Exercise aim: Work through the material below line by line and say how many lines include the word "медицинского". Only the number, please.

########################################

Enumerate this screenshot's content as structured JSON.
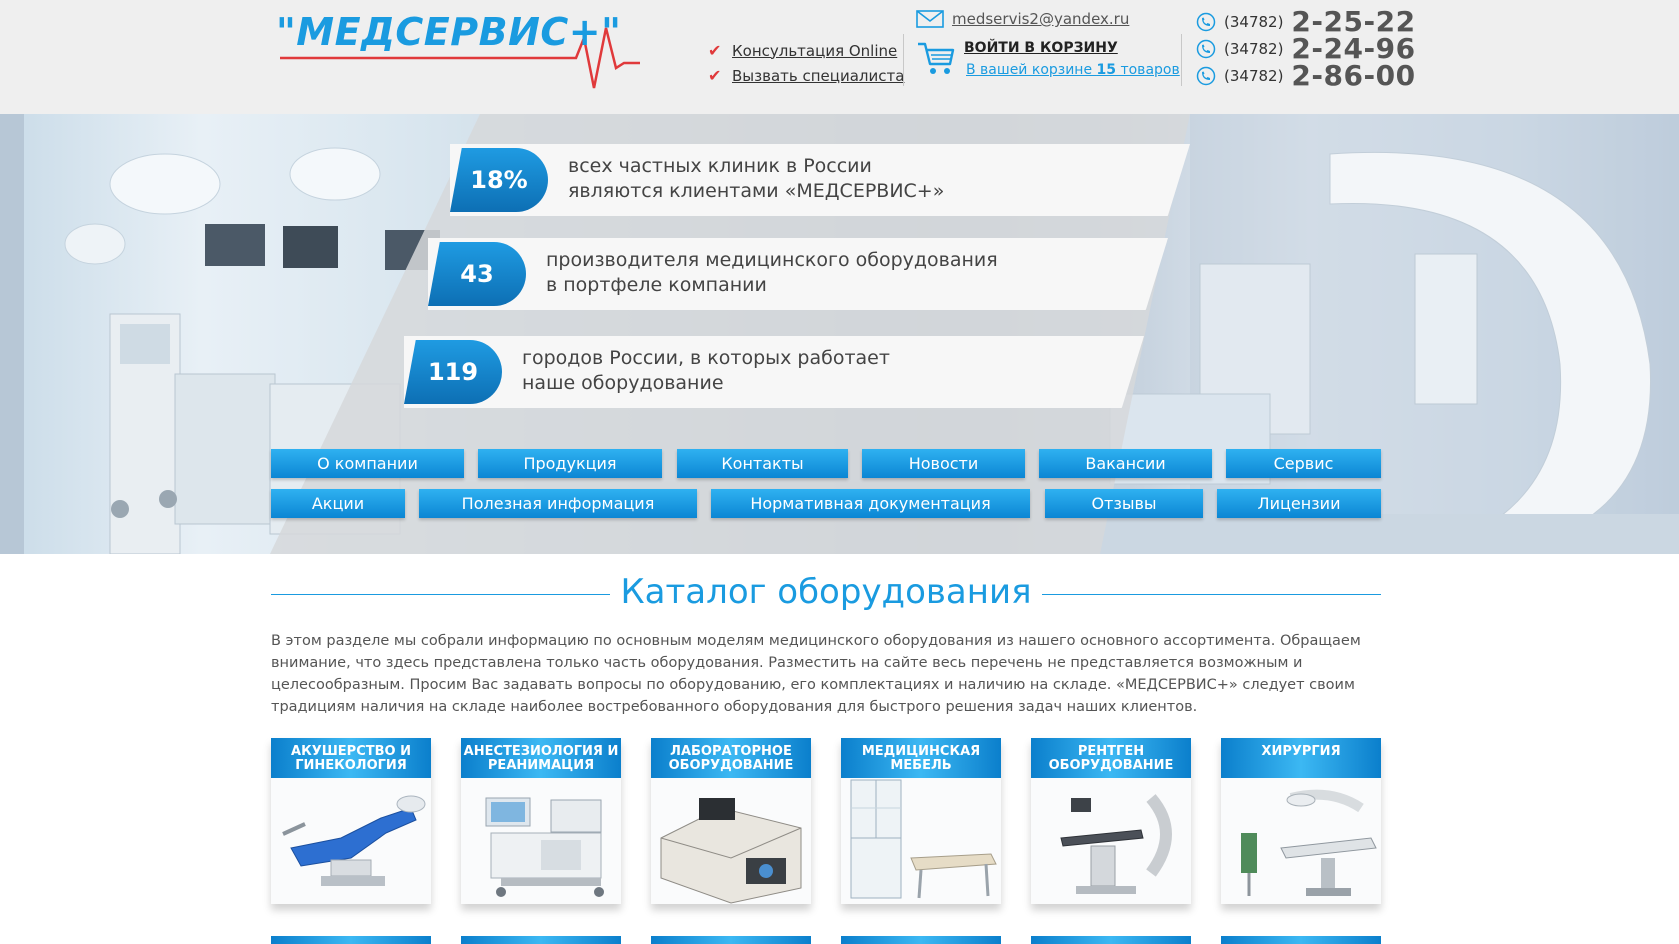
{
  "header": {
    "logo_text": "\"МЕДСЕРВИС+\"",
    "consult_links": [
      "Консультация Online",
      "Вызвать специалиста"
    ],
    "email": "medservis2@yandex.ru",
    "cart_title": "ВОЙТИ В КОРЗИНУ",
    "cart_prefix": "В вашей корзине ",
    "cart_count": "15",
    "cart_suffix": " товаров",
    "phones": [
      {
        "code": "(34782)",
        "number": "2-25-22"
      },
      {
        "code": "(34782)",
        "number": "2-24-96"
      },
      {
        "code": "(34782)",
        "number": "2-86-00"
      }
    ]
  },
  "stats": [
    {
      "value": "18%",
      "text": "всех частных клиник в России\nявляются клиентами «МЕДСЕРВИС+»"
    },
    {
      "value": "43",
      "text": "производителя медицинского оборудования\nв портфеле компании"
    },
    {
      "value": "119",
      "text": "городов России, в которых работает\nнаше оборудование"
    }
  ],
  "nav": {
    "row1": [
      "О компании",
      "Продукция",
      "Контакты",
      "Новости",
      "Вакансии",
      "Сервис"
    ],
    "row2": [
      "Акции",
      "Полезная информация",
      "Нормативная документация",
      "Отзывы",
      "Лицензии"
    ]
  },
  "catalog": {
    "title": "Каталог оборудования",
    "intro": "В этом разделе мы собрали информацию по основным моделям медицинского оборудования из нашего основного ассортимента. Обращаем внимание, что здесь представлена только часть оборудования. Разместить на сайте весь перечень не представляется возможным и целесообразным. Просим Вас задавать вопросы по оборудованию, его комплектациях и наличию на складе. «МЕДСЕРВИС+» следует своим традициям наличия на складе наиболее востребованного оборудования для быстрого решения задач наших клиентов.",
    "categories": [
      {
        "label": "АКУШЕРСТВО И ГИНЕКОЛОГИЯ",
        "icon": "gynecology-chair-icon"
      },
      {
        "label": "АНЕСТЕЗИОЛОГИЯ И РЕАНИМАЦИЯ",
        "icon": "anesthesia-machine-icon"
      },
      {
        "label": "ЛАБОРАТОРНОЕ ОБОРУДОВАНИЕ",
        "icon": "lab-analyzer-icon"
      },
      {
        "label": "МЕДИЦИНСКАЯ МЕБЕЛЬ",
        "icon": "medical-furniture-icon"
      },
      {
        "label": "РЕНТГЕН ОБОРУДОВАНИЕ",
        "icon": "xray-machine-icon"
      },
      {
        "label": "ХИРУРГИЯ",
        "icon": "surgery-table-icon"
      }
    ]
  },
  "colors": {
    "accent": "#1a9be0",
    "nav_top": "#2fb1f1",
    "nav_bottom": "#0b86d4",
    "check": "#e0393b",
    "header_bg": "#efefef"
  }
}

########################################

Answer below: 2